What you output must match the entries exactly, apart from the pictures, which are left out.

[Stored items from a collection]
# # # # #
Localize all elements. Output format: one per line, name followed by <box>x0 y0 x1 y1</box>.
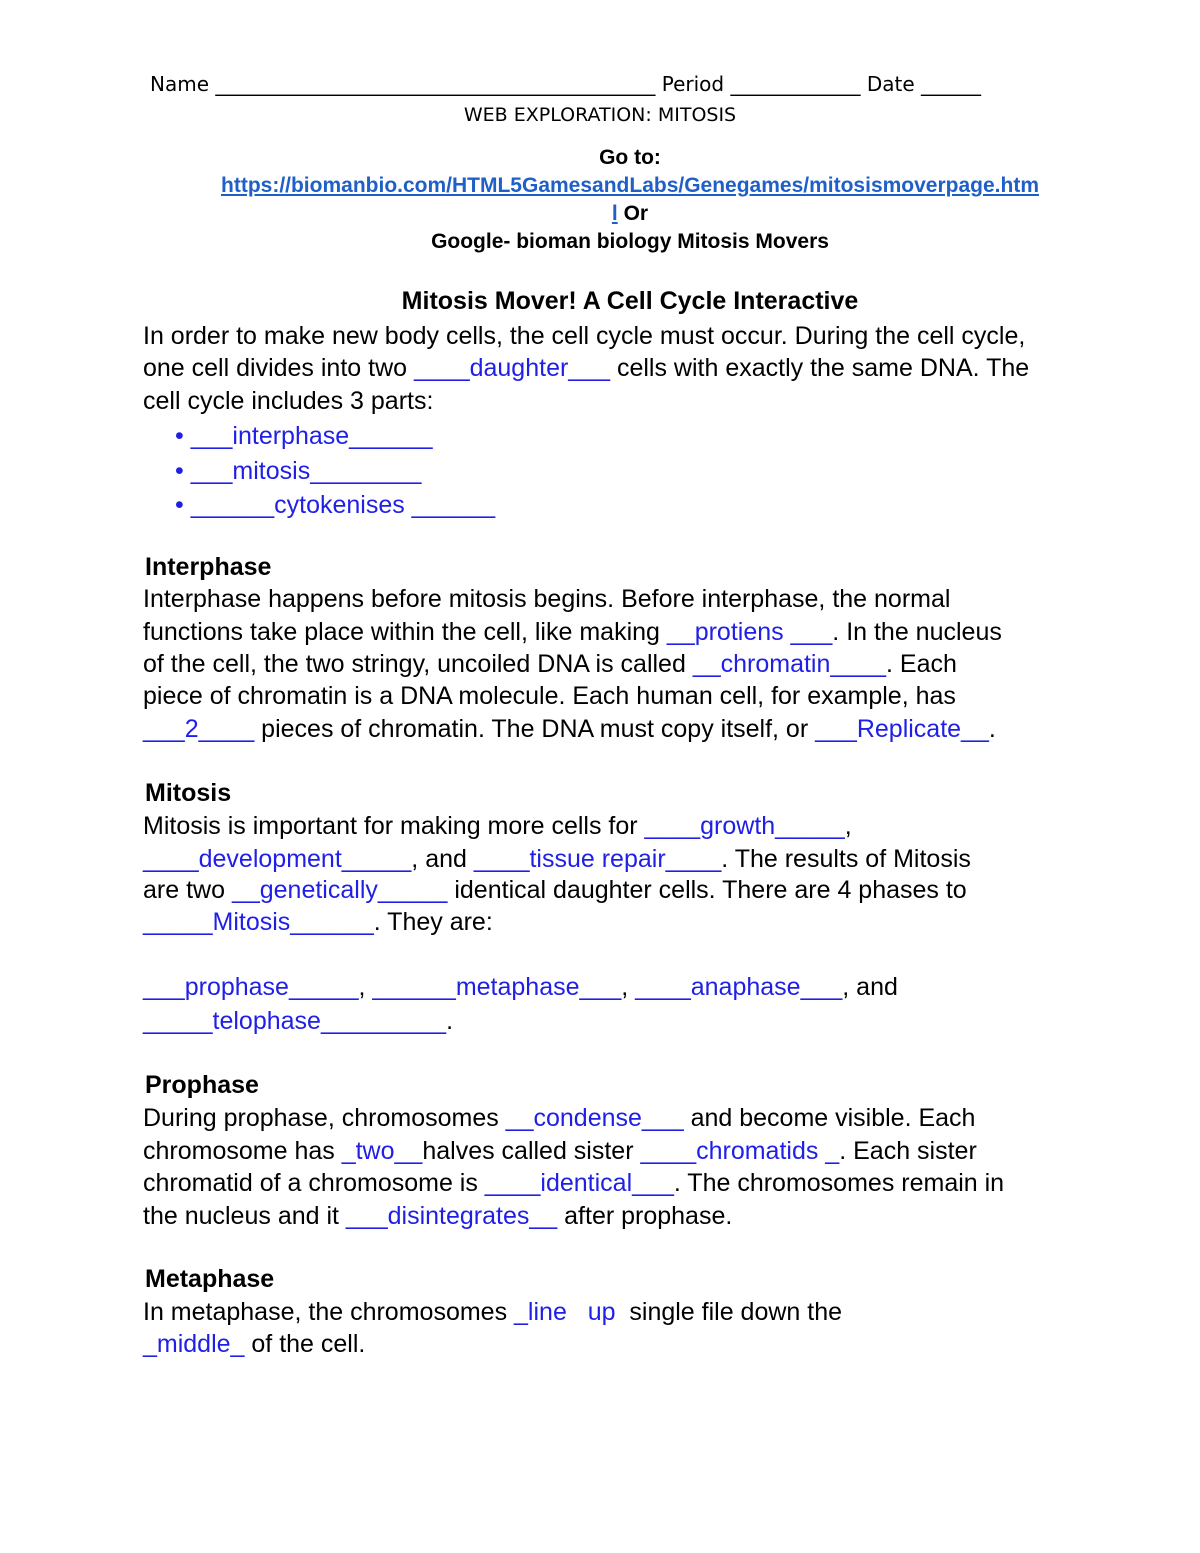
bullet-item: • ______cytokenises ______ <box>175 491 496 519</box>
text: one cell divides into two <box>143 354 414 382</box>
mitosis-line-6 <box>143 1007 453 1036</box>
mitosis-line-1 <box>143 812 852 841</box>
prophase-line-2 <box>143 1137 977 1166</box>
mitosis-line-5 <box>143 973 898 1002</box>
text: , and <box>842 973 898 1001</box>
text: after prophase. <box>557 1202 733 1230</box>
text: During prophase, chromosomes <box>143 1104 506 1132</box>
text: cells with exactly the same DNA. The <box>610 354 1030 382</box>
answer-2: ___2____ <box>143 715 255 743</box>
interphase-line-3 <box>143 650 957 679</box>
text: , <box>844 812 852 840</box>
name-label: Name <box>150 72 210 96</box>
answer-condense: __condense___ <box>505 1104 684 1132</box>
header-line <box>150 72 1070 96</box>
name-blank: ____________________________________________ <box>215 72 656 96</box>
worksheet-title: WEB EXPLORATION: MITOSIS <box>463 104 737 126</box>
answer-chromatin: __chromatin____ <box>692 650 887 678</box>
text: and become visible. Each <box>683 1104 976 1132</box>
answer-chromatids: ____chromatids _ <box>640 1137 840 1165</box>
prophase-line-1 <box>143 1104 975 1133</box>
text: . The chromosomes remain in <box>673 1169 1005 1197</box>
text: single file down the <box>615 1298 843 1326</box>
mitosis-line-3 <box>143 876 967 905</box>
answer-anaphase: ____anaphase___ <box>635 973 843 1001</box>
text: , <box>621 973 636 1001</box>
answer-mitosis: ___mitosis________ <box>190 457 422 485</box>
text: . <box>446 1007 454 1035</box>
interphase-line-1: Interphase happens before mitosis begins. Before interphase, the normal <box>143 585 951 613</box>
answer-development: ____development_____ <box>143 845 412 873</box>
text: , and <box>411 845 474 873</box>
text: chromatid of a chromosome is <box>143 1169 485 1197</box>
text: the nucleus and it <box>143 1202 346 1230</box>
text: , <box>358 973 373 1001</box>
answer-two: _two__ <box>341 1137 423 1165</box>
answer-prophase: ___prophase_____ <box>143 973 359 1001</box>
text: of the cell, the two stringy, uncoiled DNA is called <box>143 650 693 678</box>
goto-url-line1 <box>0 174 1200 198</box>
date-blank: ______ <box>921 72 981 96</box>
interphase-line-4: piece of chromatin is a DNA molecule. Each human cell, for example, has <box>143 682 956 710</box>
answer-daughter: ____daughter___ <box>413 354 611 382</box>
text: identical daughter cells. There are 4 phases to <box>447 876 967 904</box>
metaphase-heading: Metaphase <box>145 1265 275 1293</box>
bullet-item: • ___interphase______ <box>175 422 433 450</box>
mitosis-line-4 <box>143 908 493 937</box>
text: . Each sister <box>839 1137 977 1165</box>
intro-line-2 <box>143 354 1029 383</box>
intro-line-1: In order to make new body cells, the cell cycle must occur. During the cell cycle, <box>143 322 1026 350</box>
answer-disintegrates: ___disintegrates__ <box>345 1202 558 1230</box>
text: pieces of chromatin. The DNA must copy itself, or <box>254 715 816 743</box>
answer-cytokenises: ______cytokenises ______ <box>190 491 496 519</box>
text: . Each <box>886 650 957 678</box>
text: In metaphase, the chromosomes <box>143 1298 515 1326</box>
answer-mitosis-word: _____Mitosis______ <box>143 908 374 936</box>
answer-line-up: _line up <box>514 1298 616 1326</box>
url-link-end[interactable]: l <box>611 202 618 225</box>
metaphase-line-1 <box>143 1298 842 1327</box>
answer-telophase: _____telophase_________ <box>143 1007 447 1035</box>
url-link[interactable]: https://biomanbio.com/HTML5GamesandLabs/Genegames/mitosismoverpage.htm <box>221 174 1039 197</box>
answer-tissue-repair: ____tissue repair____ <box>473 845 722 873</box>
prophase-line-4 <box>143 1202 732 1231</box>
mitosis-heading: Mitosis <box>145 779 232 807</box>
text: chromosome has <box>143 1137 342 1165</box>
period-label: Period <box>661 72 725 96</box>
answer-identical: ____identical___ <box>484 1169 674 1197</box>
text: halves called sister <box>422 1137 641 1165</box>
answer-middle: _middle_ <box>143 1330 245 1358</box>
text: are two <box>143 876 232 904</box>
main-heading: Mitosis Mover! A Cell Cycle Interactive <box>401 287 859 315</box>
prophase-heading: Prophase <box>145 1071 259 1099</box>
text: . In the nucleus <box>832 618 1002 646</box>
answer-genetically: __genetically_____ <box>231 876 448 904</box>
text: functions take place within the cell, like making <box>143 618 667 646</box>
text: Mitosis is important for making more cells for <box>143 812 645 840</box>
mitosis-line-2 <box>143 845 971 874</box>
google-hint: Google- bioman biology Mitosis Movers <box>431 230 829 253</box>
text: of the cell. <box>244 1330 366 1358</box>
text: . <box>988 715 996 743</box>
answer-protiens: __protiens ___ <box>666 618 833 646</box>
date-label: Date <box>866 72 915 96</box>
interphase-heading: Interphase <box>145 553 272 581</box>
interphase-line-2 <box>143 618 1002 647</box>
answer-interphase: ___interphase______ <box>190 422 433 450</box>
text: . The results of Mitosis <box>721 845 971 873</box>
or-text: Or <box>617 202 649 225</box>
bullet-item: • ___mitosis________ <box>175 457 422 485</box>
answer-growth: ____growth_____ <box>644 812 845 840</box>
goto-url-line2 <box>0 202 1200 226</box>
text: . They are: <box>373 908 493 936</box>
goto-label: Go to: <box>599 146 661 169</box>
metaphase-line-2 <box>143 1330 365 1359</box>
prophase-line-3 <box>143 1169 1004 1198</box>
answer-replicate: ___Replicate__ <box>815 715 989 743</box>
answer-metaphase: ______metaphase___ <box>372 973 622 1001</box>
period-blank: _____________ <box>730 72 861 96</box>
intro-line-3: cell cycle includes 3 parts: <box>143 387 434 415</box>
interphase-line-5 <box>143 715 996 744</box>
# # # # #
## RESPONSE TO THE TASK
Localize all elements. Output format: one per line, name followed by <box>x0 y0 x1 y1</box>.
bullet-item: • ______cytokenises ______ <box>175 491 496 519</box>
text: one cell divides into two <box>143 354 414 382</box>
mitosis-line-6 <box>143 1007 453 1036</box>
mitosis-line-1 <box>143 812 852 841</box>
prophase-line-2 <box>143 1137 977 1166</box>
mitosis-line-5 <box>143 973 898 1002</box>
text: , and <box>842 973 898 1001</box>
text: after prophase. <box>557 1202 733 1230</box>
text: During prophase, chromosomes <box>143 1104 506 1132</box>
text: cells with exactly the same DNA. The <box>610 354 1030 382</box>
answer-2: ___2____ <box>143 715 255 743</box>
interphase-line-3 <box>143 650 957 679</box>
text: , <box>844 812 852 840</box>
name-label: Name <box>150 72 210 96</box>
answer-condense: __condense___ <box>505 1104 684 1132</box>
header-line <box>150 72 1070 96</box>
name-blank: ____________________________________________ <box>215 72 656 96</box>
worksheet-title: WEB EXPLORATION: MITOSIS <box>463 104 737 126</box>
answer-chromatin: __chromatin____ <box>692 650 887 678</box>
text: and become visible. Each <box>683 1104 976 1132</box>
answer-chromatids: ____chromatids _ <box>640 1137 840 1165</box>
prophase-line-1 <box>143 1104 975 1133</box>
text: . The chromosomes remain in <box>673 1169 1005 1197</box>
text: single file down the <box>615 1298 843 1326</box>
mitosis-line-3 <box>143 876 967 905</box>
answer-anaphase: ____anaphase___ <box>635 973 843 1001</box>
text: , <box>621 973 636 1001</box>
answer-mitosis: ___mitosis________ <box>190 457 422 485</box>
text: . <box>446 1007 454 1035</box>
interphase-line-1: Interphase happens before mitosis begins. Before interphase, the normal <box>143 585 951 613</box>
answer-development: ____development_____ <box>143 845 412 873</box>
text: , and <box>411 845 474 873</box>
text: chromatid of a chromosome is <box>143 1169 485 1197</box>
text: the nucleus and it <box>143 1202 346 1230</box>
text: , <box>358 973 373 1001</box>
answer-two: _two__ <box>341 1137 423 1165</box>
answer-prophase: ___prophase_____ <box>143 973 359 1001</box>
text: of the cell, the two stringy, uncoiled DNA is called <box>143 650 693 678</box>
goto-url-line1 <box>0 174 1200 198</box>
date-blank: ______ <box>921 72 981 96</box>
interphase-line-4: piece of chromatin is a DNA molecule. Each human cell, for example, has <box>143 682 956 710</box>
answer-daughter: ____daughter___ <box>413 354 611 382</box>
text: identical daughter cells. There are 4 phases to <box>447 876 967 904</box>
metaphase-heading: Metaphase <box>145 1265 275 1293</box>
bullet-item: • ___interphase______ <box>175 422 433 450</box>
mitosis-line-4 <box>143 908 493 937</box>
text: . Each sister <box>839 1137 977 1165</box>
intro-line-2 <box>143 354 1029 383</box>
intro-line-1: In order to make new body cells, the cell cycle must occur. During the cell cycle, <box>143 322 1026 350</box>
answer-disintegrates: ___disintegrates__ <box>345 1202 558 1230</box>
text: pieces of chromatin. The DNA must copy itself, or <box>254 715 816 743</box>
answer-cytokenises: ______cytokenises ______ <box>190 491 496 519</box>
text: . Each <box>886 650 957 678</box>
text: In metaphase, the chromosomes <box>143 1298 515 1326</box>
answer-mitosis-word: _____Mitosis______ <box>143 908 374 936</box>
answer-line-up: _line up <box>514 1298 616 1326</box>
url-link-end[interactable]: l <box>611 202 618 225</box>
metaphase-line-1 <box>143 1298 842 1327</box>
answer-telophase: _____telophase_________ <box>143 1007 447 1035</box>
url-link[interactable]: https://biomanbio.com/HTML5GamesandLabs/Genegames/mitosismoverpage.htm <box>221 174 1039 197</box>
answer-tissue-repair: ____tissue repair____ <box>473 845 722 873</box>
prophase-line-4 <box>143 1202 732 1231</box>
mitosis-heading: Mitosis <box>145 779 232 807</box>
text: chromosome has <box>143 1137 342 1165</box>
period-label: Period <box>661 72 725 96</box>
answer-identical: ____identical___ <box>484 1169 674 1197</box>
text: halves called sister <box>422 1137 641 1165</box>
answer-middle: _middle_ <box>143 1330 245 1358</box>
text: are two <box>143 876 232 904</box>
main-heading: Mitosis Mover! A Cell Cycle Interactive <box>401 287 859 315</box>
prophase-heading: Prophase <box>145 1071 259 1099</box>
text: . In the nucleus <box>832 618 1002 646</box>
answer-genetically: __genetically_____ <box>231 876 448 904</box>
text: functions take place within the cell, like making <box>143 618 667 646</box>
text: Mitosis is important for making more cells for <box>143 812 645 840</box>
mitosis-line-2 <box>143 845 971 874</box>
google-hint: Google- bioman biology Mitosis Movers <box>431 230 829 253</box>
text: of the cell. <box>244 1330 366 1358</box>
text: . <box>988 715 996 743</box>
answer-protiens: __protiens ___ <box>666 618 833 646</box>
date-label: Date <box>866 72 915 96</box>
interphase-heading: Interphase <box>145 553 272 581</box>
interphase-line-2 <box>143 618 1002 647</box>
answer-interphase: ___interphase______ <box>190 422 433 450</box>
text: . The results of Mitosis <box>721 845 971 873</box>
or-text: Or <box>617 202 649 225</box>
bullet-item: • ___mitosis________ <box>175 457 422 485</box>
answer-growth: ____growth_____ <box>644 812 845 840</box>
goto-url-line2 <box>0 202 1200 226</box>
text: . They are: <box>373 908 493 936</box>
goto-label: Go to: <box>599 146 661 169</box>
metaphase-line-2 <box>143 1330 365 1359</box>
prophase-line-3 <box>143 1169 1004 1198</box>
answer-replicate: ___Replicate__ <box>815 715 989 743</box>
answer-metaphase: ______metaphase___ <box>372 973 622 1001</box>
period-blank: _____________ <box>730 72 861 96</box>
intro-line-3: cell cycle includes 3 parts: <box>143 387 434 415</box>
interphase-line-5 <box>143 715 996 744</box>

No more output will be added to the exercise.